Written request: Reproduce the rows below character for character, from the first one through the line containing "38, 1032, 102]", including both of those lines.

— start of Record list —

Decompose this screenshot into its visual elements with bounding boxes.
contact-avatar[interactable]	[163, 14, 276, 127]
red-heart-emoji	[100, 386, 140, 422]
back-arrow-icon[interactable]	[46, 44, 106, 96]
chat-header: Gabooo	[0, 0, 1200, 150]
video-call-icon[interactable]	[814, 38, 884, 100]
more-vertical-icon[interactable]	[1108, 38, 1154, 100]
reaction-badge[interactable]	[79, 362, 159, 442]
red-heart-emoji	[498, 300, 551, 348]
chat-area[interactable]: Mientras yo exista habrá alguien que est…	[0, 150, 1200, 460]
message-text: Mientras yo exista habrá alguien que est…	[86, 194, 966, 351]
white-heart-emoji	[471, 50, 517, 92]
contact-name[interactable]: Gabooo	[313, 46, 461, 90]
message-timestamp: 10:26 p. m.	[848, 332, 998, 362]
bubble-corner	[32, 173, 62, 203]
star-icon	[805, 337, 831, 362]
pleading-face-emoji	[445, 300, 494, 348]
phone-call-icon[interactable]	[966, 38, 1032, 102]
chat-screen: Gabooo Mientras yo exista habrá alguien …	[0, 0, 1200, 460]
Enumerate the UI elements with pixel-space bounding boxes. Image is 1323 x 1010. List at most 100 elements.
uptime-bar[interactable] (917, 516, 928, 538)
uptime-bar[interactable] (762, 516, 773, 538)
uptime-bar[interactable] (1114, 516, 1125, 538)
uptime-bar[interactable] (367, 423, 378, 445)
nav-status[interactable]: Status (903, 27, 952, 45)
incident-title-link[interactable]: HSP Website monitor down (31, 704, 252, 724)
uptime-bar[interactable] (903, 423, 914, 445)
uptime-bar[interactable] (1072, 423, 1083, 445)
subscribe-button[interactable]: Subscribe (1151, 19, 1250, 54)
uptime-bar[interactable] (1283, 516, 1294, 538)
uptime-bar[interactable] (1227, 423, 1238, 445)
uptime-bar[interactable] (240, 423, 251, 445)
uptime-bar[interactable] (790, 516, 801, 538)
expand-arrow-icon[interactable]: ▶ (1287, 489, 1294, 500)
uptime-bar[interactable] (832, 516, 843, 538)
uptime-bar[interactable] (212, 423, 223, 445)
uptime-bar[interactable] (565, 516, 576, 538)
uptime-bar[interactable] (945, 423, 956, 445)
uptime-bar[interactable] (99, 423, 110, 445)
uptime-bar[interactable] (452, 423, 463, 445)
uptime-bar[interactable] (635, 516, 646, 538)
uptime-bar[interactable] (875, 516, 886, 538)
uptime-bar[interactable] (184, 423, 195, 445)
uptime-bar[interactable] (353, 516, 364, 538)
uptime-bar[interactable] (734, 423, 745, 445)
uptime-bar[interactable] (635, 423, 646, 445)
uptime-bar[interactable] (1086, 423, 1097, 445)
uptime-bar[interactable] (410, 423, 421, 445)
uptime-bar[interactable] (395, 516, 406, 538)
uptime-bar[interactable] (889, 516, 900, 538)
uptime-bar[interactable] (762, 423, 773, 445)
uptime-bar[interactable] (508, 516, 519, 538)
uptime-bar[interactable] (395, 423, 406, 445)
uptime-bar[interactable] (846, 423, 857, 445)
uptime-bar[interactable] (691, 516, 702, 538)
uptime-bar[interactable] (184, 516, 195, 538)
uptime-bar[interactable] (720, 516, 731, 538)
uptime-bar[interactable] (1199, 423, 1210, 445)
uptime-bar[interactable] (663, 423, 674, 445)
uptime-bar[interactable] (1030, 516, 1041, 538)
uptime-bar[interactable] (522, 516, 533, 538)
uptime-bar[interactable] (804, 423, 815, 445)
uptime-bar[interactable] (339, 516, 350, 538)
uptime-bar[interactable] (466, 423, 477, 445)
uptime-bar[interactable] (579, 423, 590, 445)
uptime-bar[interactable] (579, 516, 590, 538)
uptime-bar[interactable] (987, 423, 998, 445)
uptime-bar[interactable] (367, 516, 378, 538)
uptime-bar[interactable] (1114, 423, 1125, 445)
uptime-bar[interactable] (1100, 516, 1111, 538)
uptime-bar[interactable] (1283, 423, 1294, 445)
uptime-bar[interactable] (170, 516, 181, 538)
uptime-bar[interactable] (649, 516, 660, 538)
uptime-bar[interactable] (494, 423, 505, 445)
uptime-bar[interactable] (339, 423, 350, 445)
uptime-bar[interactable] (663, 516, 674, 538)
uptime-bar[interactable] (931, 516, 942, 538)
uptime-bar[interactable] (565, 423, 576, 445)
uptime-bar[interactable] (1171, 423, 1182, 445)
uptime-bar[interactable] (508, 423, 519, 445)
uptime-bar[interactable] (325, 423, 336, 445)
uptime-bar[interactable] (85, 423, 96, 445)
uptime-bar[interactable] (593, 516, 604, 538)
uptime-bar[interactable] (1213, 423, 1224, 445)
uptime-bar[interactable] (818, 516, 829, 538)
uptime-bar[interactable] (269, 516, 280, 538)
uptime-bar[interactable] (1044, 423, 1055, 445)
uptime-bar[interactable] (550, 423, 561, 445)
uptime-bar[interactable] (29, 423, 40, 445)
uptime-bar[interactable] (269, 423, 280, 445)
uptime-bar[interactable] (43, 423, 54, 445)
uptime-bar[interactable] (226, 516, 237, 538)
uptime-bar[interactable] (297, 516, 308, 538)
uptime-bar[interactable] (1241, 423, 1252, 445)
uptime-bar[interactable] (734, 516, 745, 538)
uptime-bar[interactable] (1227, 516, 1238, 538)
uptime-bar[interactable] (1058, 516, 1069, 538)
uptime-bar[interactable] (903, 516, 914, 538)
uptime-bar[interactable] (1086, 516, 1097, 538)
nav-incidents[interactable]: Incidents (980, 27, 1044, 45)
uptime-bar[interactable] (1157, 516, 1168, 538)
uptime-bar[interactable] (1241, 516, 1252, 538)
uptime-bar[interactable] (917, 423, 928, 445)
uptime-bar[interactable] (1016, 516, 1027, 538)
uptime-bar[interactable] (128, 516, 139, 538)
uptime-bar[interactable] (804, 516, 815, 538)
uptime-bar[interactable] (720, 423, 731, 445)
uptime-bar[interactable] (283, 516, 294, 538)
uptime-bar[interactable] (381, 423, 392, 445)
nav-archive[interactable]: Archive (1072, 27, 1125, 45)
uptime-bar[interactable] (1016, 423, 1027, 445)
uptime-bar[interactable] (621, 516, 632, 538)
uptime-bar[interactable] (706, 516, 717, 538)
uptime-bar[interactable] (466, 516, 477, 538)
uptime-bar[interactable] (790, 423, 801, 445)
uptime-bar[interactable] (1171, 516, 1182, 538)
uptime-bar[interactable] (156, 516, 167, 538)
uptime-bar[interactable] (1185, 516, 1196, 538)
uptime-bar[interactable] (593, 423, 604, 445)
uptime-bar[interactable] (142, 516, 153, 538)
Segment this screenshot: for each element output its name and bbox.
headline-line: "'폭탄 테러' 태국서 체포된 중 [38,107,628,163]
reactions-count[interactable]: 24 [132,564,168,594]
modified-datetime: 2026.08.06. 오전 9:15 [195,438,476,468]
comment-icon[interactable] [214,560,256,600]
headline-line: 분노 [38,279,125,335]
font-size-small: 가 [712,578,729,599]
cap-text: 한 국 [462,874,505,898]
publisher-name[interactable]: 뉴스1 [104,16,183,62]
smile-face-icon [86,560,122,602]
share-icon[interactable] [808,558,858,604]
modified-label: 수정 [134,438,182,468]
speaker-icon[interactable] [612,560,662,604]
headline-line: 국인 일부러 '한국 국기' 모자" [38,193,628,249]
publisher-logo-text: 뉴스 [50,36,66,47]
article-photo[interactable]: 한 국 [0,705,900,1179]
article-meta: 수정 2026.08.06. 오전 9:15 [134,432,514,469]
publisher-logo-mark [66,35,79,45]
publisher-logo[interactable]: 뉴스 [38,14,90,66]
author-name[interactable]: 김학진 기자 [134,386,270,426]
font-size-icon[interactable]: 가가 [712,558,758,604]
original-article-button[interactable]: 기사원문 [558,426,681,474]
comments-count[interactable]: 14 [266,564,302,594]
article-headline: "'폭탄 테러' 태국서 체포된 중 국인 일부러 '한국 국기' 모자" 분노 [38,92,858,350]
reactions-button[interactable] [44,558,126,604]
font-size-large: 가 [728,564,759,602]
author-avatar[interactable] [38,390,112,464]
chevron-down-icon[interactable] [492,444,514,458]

— end of Record list —

Written response:
Decompose this screenshot into its visual elements with bounding boxes.
contact-avatar[interactable]	[163, 14, 276, 127]
red-heart-emoji	[100, 386, 140, 422]
back-arrow-icon[interactable]	[46, 44, 106, 96]
chat-header: Gabooo	[0, 0, 1200, 150]
video-call-icon[interactable]	[814, 38, 884, 100]
more-vertical-icon[interactable]	[1108, 38, 1154, 100]
reaction-badge[interactable]	[79, 362, 159, 442]
red-heart-emoji	[498, 300, 551, 348]
chat-area[interactable]: Mientras yo exista habrá alguien que est…	[0, 150, 1200, 460]
message-text: Mientras yo exista habrá alguien que est…	[86, 194, 966, 351]
white-heart-emoji	[471, 50, 517, 92]
contact-name[interactable]: Gabooo	[313, 46, 461, 90]
message-timestamp: 10:26 p. m.	[848, 332, 998, 362]
bubble-corner	[32, 173, 62, 203]
star-icon	[805, 337, 831, 362]
pleading-face-emoji	[445, 300, 494, 348]
phone-call-icon[interactable]	[966, 38, 1032, 102]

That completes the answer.